## begin GIVEN DATA
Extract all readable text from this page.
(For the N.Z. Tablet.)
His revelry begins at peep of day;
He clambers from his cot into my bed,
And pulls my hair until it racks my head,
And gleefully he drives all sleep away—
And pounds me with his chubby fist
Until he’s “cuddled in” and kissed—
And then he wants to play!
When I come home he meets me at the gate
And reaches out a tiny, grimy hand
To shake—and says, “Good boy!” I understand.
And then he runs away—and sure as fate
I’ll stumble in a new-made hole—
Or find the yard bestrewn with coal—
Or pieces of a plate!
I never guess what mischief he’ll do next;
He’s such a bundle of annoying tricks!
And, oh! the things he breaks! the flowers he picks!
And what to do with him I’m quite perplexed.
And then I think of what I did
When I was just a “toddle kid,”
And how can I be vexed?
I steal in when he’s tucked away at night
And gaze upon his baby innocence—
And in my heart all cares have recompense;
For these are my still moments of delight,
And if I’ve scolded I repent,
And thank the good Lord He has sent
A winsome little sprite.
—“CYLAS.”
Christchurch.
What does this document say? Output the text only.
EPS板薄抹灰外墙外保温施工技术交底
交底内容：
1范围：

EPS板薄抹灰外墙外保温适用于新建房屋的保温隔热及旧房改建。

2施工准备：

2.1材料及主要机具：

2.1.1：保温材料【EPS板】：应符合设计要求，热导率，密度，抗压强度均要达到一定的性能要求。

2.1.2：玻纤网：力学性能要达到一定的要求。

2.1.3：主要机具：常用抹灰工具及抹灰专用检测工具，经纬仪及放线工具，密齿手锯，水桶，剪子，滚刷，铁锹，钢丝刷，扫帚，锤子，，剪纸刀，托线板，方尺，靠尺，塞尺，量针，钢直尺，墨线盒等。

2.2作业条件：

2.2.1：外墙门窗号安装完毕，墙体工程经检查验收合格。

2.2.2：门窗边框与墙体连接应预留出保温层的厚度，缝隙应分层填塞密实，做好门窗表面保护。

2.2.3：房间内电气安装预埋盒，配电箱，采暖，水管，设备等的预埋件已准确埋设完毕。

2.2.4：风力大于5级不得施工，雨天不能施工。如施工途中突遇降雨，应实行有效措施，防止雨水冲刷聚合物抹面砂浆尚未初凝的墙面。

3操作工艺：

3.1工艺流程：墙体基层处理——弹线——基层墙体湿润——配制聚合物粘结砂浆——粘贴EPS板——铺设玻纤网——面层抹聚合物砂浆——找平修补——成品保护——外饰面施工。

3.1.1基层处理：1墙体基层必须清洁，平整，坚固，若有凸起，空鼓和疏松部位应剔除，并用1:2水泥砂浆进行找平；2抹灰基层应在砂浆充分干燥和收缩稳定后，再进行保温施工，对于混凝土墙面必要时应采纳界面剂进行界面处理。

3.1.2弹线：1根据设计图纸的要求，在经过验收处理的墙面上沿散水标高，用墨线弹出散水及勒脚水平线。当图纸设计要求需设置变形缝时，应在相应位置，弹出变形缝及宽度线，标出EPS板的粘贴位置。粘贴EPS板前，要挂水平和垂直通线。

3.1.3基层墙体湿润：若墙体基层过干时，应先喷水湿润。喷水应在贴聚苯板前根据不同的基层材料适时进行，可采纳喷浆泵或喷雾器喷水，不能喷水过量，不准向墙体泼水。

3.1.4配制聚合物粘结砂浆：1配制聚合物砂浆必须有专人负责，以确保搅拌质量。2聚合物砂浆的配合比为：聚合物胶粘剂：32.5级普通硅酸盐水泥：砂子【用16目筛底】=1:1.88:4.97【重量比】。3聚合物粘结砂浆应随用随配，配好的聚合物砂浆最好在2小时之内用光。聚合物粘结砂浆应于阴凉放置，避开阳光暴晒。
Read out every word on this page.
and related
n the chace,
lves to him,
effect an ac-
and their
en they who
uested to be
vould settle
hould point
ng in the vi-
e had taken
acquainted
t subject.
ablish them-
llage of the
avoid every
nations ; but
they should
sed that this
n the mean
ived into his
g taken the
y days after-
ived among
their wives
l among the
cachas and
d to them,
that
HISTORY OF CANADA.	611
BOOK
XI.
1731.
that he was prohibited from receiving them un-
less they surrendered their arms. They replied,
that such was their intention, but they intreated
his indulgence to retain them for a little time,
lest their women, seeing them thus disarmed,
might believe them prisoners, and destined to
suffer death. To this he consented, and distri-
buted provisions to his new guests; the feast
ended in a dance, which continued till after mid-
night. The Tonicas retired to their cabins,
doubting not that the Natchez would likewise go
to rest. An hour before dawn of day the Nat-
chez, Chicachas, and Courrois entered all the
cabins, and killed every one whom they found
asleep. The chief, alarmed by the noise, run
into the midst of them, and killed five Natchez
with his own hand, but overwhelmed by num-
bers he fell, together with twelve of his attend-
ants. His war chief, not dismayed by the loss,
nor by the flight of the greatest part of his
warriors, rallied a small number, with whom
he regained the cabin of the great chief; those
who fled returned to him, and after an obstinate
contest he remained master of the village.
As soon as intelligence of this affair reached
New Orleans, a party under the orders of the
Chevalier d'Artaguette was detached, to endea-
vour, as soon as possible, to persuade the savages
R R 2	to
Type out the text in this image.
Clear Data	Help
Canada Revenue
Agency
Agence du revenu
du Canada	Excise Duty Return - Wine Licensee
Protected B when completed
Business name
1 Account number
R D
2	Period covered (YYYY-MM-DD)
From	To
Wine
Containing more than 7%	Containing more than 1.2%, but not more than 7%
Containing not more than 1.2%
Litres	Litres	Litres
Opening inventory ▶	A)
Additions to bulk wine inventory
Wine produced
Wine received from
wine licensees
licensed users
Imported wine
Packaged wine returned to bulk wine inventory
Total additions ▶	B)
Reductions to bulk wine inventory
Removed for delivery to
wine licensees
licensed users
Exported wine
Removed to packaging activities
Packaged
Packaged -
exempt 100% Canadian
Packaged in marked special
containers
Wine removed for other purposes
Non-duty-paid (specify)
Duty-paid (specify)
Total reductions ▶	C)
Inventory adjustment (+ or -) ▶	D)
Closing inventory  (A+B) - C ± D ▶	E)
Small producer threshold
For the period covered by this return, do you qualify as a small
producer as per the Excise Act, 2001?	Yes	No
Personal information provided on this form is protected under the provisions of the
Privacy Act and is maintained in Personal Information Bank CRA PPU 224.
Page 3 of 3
## end GIVEN DATA
● TASK PROMPT:
Go through the listing and copy all of it exactly.

● ANSWER TO THIS PROBLEM:
Extract all readable text from this page.
(For the N.Z. Tablet.)
His revelry begins at peep of day;
He clambers from his cot into my bed,
And pulls my hair until it racks my head,
And gleefully he drives all sleep away—
And pounds me with his chubby fist
Until he’s “cuddled in” and kissed—
And then he wants to play!
When I come home he meets me at the gate
And reaches out a tiny, grimy hand
To shake—and says, “Good boy!” I understand.
And then he runs away—and sure as fate
I’ll stumble in a new-made hole—
Or find the yard bestrewn with coal—
Or pieces of a plate!
I never guess what mischief he’ll do next;
He’s such a bundle of annoying tricks!
And, oh! the things he breaks! the flowers he picks!
And what to do with him I’m quite perplexed.
And then I think of what I did
When I was just a “toddle kid,”
And how can I be vexed?
I steal in when he’s tucked away at night
And gaze upon his baby innocence—
And in my heart all cares have recompense;
For these are my still moments of delight,
And if I’ve scolded I repent,
And thank the good Lord He has sent
A winsome little sprite.
—“CYLAS.”
Christchurch.
What does this document say? Output the text only.
EPS板薄抹灰外墙外保温施工技术交底
交底内容：
1范围：

EPS板薄抹灰外墙外保温适用于新建房屋的保温隔热及旧房改建。

2施工准备：

2.1材料及主要机具：

2.1.1：保温材料【EPS板】：应符合设计要求，热导率，密度，抗压强度均要达到一定的性能要求。

2.1.2：玻纤网：力学性能要达到一定的要求。

2.1.3：主要机具：常用抹灰工具及抹灰专用检测工具，经纬仪及放线工具，密齿手锯，水桶，剪子，滚刷，铁锹，钢丝刷，扫帚，锤子，，剪纸刀，托线板，方尺，靠尺，塞尺，量针，钢直尺，墨线盒等。

2.2作业条件：

2.2.1：外墙门窗号安装完毕，墙体工程经检查验收合格。

2.2.2：门窗边框与墙体连接应预留出保温层的厚度，缝隙应分层填塞密实，做好门窗表面保护。

2.2.3：房间内电气安装预埋盒，配电箱，采暖，水管，设备等的预埋件已准确埋设完毕。

2.2.4：风力大于5级不得施工，雨天不能施工。如施工途中突遇降雨，应实行有效措施，防止雨水冲刷聚合物抹面砂浆尚未初凝的墙面。

3操作工艺：

3.1工艺流程：墙体基层处理——弹线——基层墙体湿润——配制聚合物粘结砂浆——粘贴EPS板——铺设玻纤网——面层抹聚合物砂浆——找平修补——成品保护——外饰面施工。

3.1.1基层处理：1墙体基层必须清洁，平整，坚固，若有凸起，空鼓和疏松部位应剔除，并用1:2水泥砂浆进行找平；2抹灰基层应在砂浆充分干燥和收缩稳定后，再进行保温施工，对于混凝土墙面必要时应采纳界面剂进行界面处理。

3.1.2弹线：1根据设计图纸的要求，在经过验收处理的墙面上沿散水标高，用墨线弹出散水及勒脚水平线。当图纸设计要求需设置变形缝时，应在相应位置，弹出变形缝及宽度线，标出EPS板的粘贴位置。粘贴EPS板前，要挂水平和垂直通线。

3.1.3基层墙体湿润：若墙体基层过干时，应先喷水湿润。喷水应在贴聚苯板前根据不同的基层材料适时进行，可采纳喷浆泵或喷雾器喷水，不能喷水过量，不准向墙体泼水。

3.1.4配制聚合物粘结砂浆：1配制聚合物砂浆必须有专人负责，以确保搅拌质量。2聚合物砂浆的配合比为：聚合物胶粘剂：32.5级普通硅酸盐水泥：砂子【用16目筛底】=1:1.88:4.97【重量比】。3聚合物粘结砂浆应随用随配，配好的聚合物砂浆最好在2小时之内用光。聚合物粘结砂浆应于阴凉放置，避开阳光暴晒。
Read out every word on this page.
and related
n the chace,
lves to him,
effect an ac-
and their
en they who
uested to be
vould settle
hould point
ng in the vi-
e had taken
acquainted
t subject.
ablish them-
llage of the
avoid every
nations ; but
they should
sed that this
n the mean
ived into his
g taken the
y days after-
ived among
their wives
l among the
cachas and
d to them,
that
HISTORY OF CANADA.	611
BOOK
XI.
1731.
that he was prohibited from receiving them un-
less they surrendered their arms. They replied,
that such was their intention, but they intreated
his indulgence to retain them for a little time,
lest their women, seeing them thus disarmed,
might believe them prisoners, and destined to
suffer death. To this he consented, and distri-
buted provisions to his new guests; the feast
ended in a dance, which continued till after mid-
night. The Tonicas retired to their cabins,
doubting not that the Natchez would likewise go
to rest. An hour before dawn of day the Nat-
chez, Chicachas, and Courrois entered all the
cabins, and killed every one whom they found
asleep. The chief, alarmed by the noise, run
into the midst of them, and killed five Natchez
with his own hand, but overwhelmed by num-
bers he fell, together with twelve of his attend-
ants. His war chief, not dismayed by the loss,
nor by the flight of the greatest part of his
warriors, rallied a small number, with whom
he regained the cabin of the great chief; those
who fled returned to him, and after an obstinate
contest he remained master of the village.
As soon as intelligence of this affair reached
New Orleans, a party under the orders of the
Chevalier d'Artaguette was detached, to endea-
vour, as soon as possible, to persuade the savages
R R 2	to
Type out the text in this image.
Clear Data	Help
Canada Revenue
Agency
Agence du revenu
du Canada	Excise Duty Return - Wine Licensee
Protected B when completed
Business name
1 Account number
R D
2	Period covered (YYYY-MM-DD)
From	To
Wine
Containing more than 7%	Containing more than 1.2%, but not more than 7%
Containing not more than 1.2%
Litres	Litres	Litres
Opening inventory ▶	A)
Additions to bulk wine inventory
Wine produced
Wine received from
wine licensees
licensed users
Imported wine
Packaged wine returned to bulk wine inventory
Total additions ▶	B)
Reductions to bulk wine inventory
Removed for delivery to
wine licensees
licensed users
Exported wine
Removed to packaging activities
Packaged
Packaged -
exempt 100% Canadian
Packaged in marked special
containers
Wine removed for other purposes
Non-duty-paid (specify)
Duty-paid (specify)
Total reductions ▶	C)
Inventory adjustment (+ or -) ▶	D)
Closing inventory  (A+B) - C ± D ▶	E)
Small producer threshold
For the period covered by this return, do you qualify as a small
producer as per the Excise Act, 2001?	Yes	No
Personal information provided on this form is protected under the provisions of the
Privacy Act and is maintained in Personal Information Bank CRA PPU 224.
Page 3 of 3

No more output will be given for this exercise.